--- Records supplied ---

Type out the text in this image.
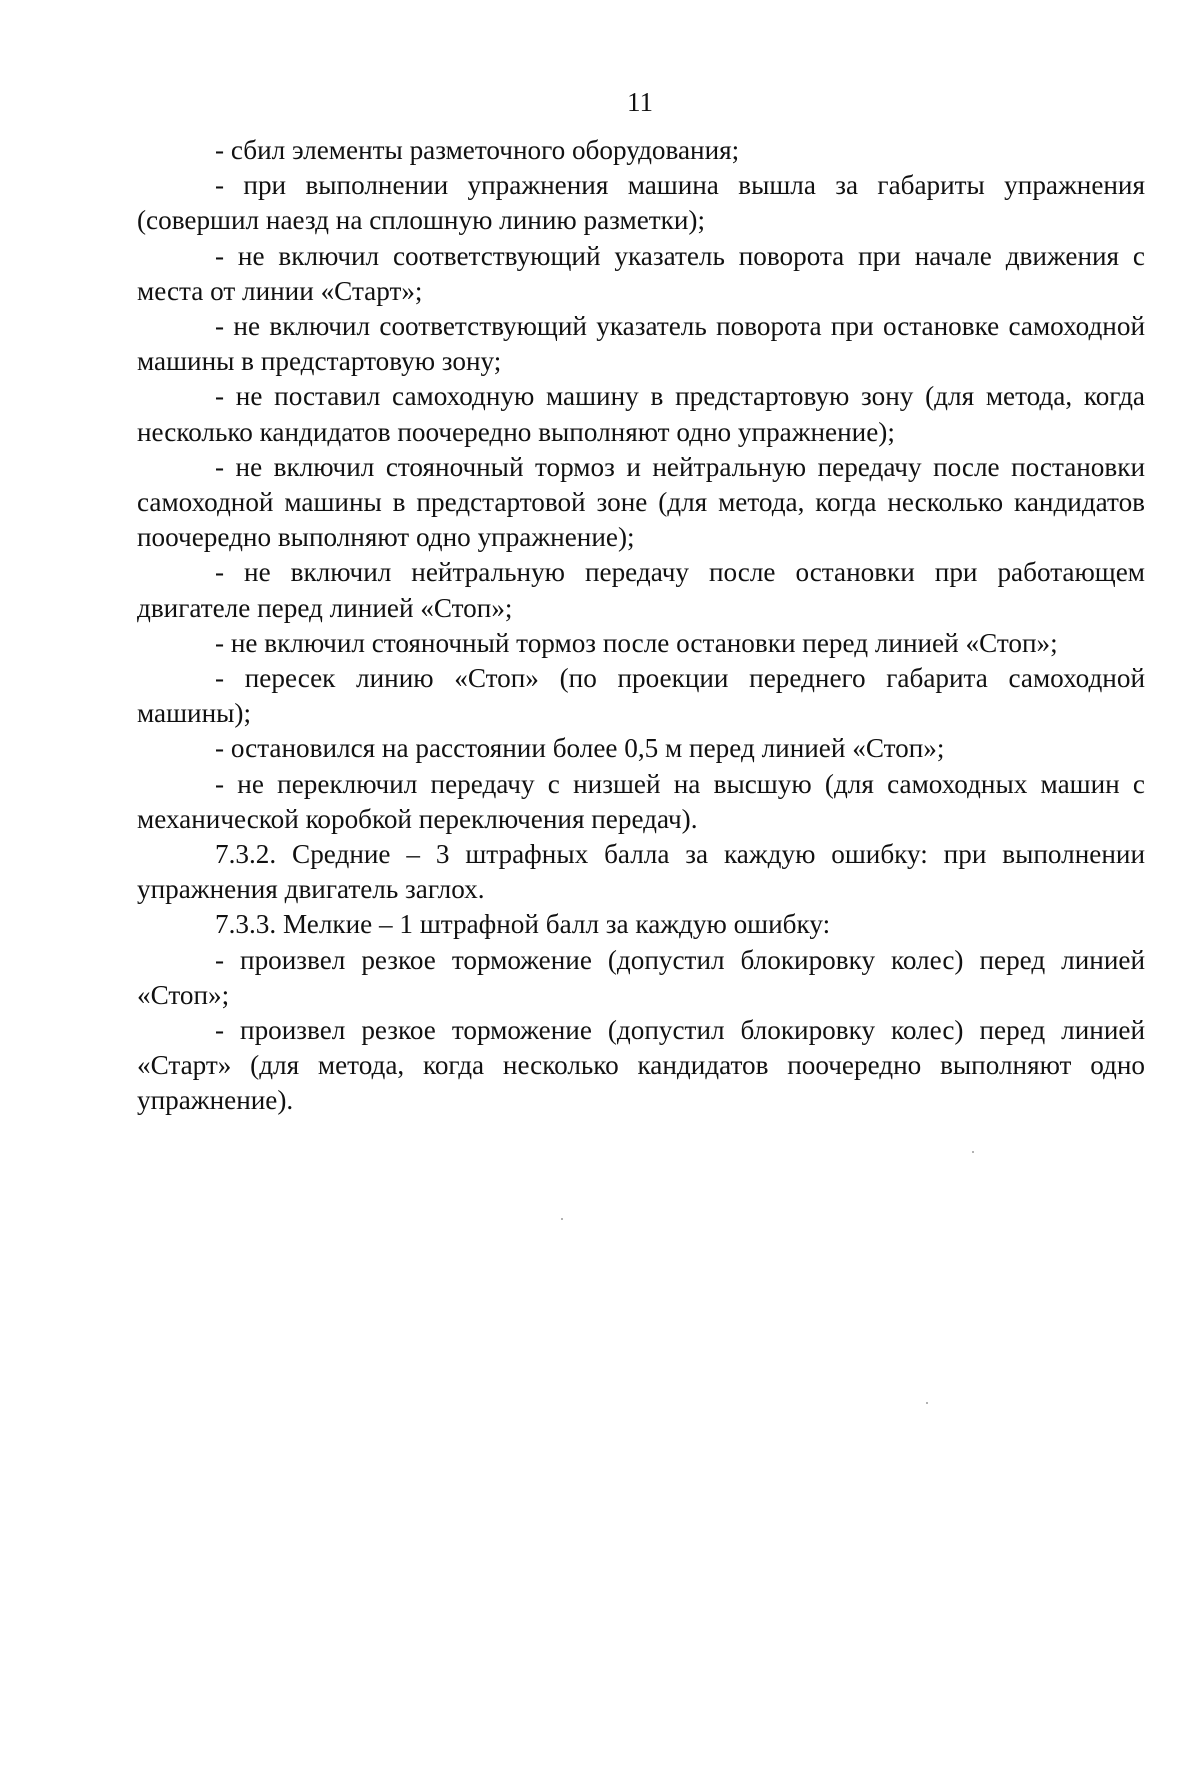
11

- сбил элементы разметочного оборудования;

- при выполнении упражнения машина вышла за габариты упражнения (совершил наезд на сплошную линию разметки);

- не включил соответствующий указатель поворота при начале движения с места от линии «Старт»;

- не включил соответствующий указатель поворота при остановке самоходной машины в предстартовую зону;

- не поставил самоходную машину в предстартовую зону (для метода, когда несколько кандидатов поочередно выполняют одно упражнение);

- не включил стояночный тормоз и нейтральную передачу после постановки самоходной машины в предстартовой зоне (для метода, когда несколько кандидатов поочередно выполняют одно упражнение);

- не включил нейтральную передачу после остановки при работающем двигателе перед линией «Стоп»;

- не включил стояночный тормоз после остановки перед линией «Стоп»;

- пересек линию «Стоп» (по проекции переднего габарита самоходной машины);

- остановился на расстоянии более 0,5 м перед линией «Стоп»;

- не переключил передачу с низшей на высшую (для самоходных машин с механической коробкой переключения передач).

7.3.2. Средние – 3 штрафных балла за каждую ошибку: при выполнении упражнения двигатель заглох.

7.3.3. Мелкие – 1 штрафной балл за каждую ошибку:

- произвел резкое торможение (допустил блокировку колес) перед линией «Стоп»;

- произвел резкое торможение (допустил блокировку колес) перед линией «Старт» (для метода, когда несколько кандидатов поочередно выполняют одно упражнение).
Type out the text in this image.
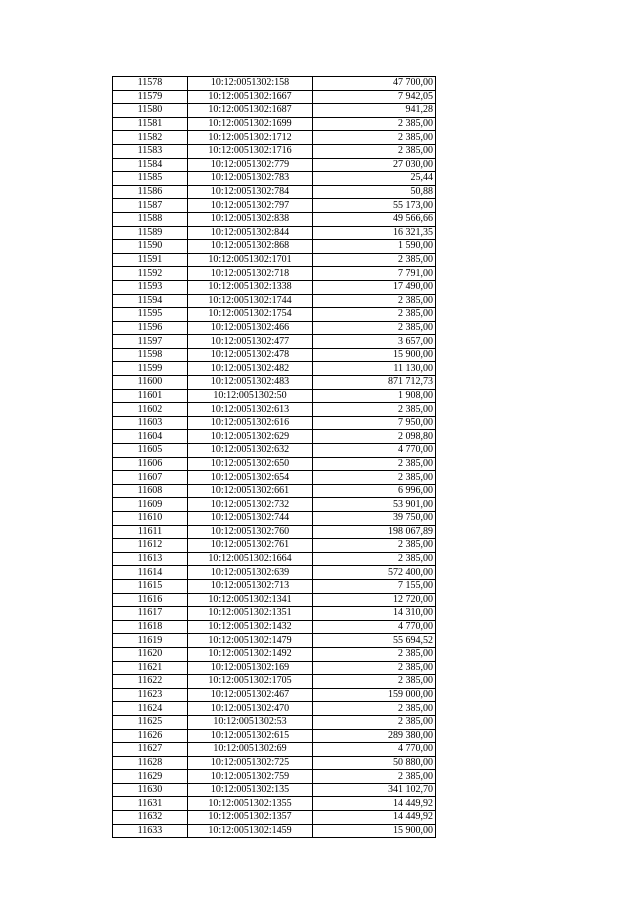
11578	10:12:0051302:158	47 700,00
11579	10:12:0051302:1667	7 942,05
11580	10:12:0051302:1687	941,28
11581	10:12:0051302:1699	2 385,00
11582	10:12:0051302:1712	2 385,00
11583	10:12:0051302:1716	2 385,00
11584	10:12:0051302:779	27 030,00
11585	10:12:0051302:783	25,44
11586	10:12:0051302:784	50,88
11587	10:12:0051302:797	55 173,00
11588	10:12:0051302:838	49 566,66
11589	10:12:0051302:844	16 321,35
11590	10:12:0051302:868	1 590,00
11591	10:12:0051302:1701	2 385,00
11592	10:12:0051302:718	7 791,00
11593	10:12:0051302:1338	17 490,00
11594	10:12:0051302:1744	2 385,00
11595	10:12:0051302:1754	2 385,00
11596	10:12:0051302:466	2 385,00
11597	10:12:0051302:477	3 657,00
11598	10:12:0051302:478	15 900,00
11599	10:12:0051302:482	11 130,00
11600	10:12:0051302:483	871 712,73
11601	10:12:0051302:50	1 908,00
11602	10:12:0051302:613	2 385,00
11603	10:12:0051302:616	7 950,00
11604	10:12:0051302:629	2 098,80
11605	10:12:0051302:632	4 770,00
11606	10:12:0051302:650	2 385,00
11607	10:12:0051302:654	2 385,00
11608	10:12:0051302:661	6 996,00
11609	10:12:0051302:732	53 901,00
11610	10:12:0051302:744	39 750,00
11611	10:12:0051302:760	198 067,89
11612	10:12:0051302:761	2 385,00
11613	10:12:0051302:1664	2 385,00
11614	10:12:0051302:639	572 400,00
11615	10:12:0051302:713	7 155,00
11616	10:12:0051302:1341	12 720,00
11617	10:12:0051302:1351	14 310,00
11618	10:12:0051302:1432	4 770,00
11619	10:12:0051302:1479	55 694,52
11620	10:12:0051302:1492	2 385,00
11621	10:12:0051302:169	2 385,00
11622	10:12:0051302:1705	2 385,00
11623	10:12:0051302:467	159 000,00
11624	10:12:0051302:470	2 385,00
11625	10:12:0051302:53	2 385,00
11626	10:12:0051302:615	289 380,00
11627	10:12:0051302:69	4 770,00
11628	10:12:0051302:725	50 880,00
11629	10:12:0051302:759	2 385,00
11630	10:12:0051302:135	341 102,70
11631	10:12:0051302:1355	14 449,92
11632	10:12:0051302:1357	14 449,92
11633	10:12:0051302:1459	15 900,00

---

▸ Given problem
Search the preceding listing for the word "блокировку" and pull out every line that holds it.

▸ Complete output
- произвел резкое торможение (допустил блокировку колес) перед линией «Стоп»;
- произвел резкое торможение (допустил блокировку колес) перед линией «Старт» (для метода, когда несколько кандидатов поочередно выполняют одно упражнение).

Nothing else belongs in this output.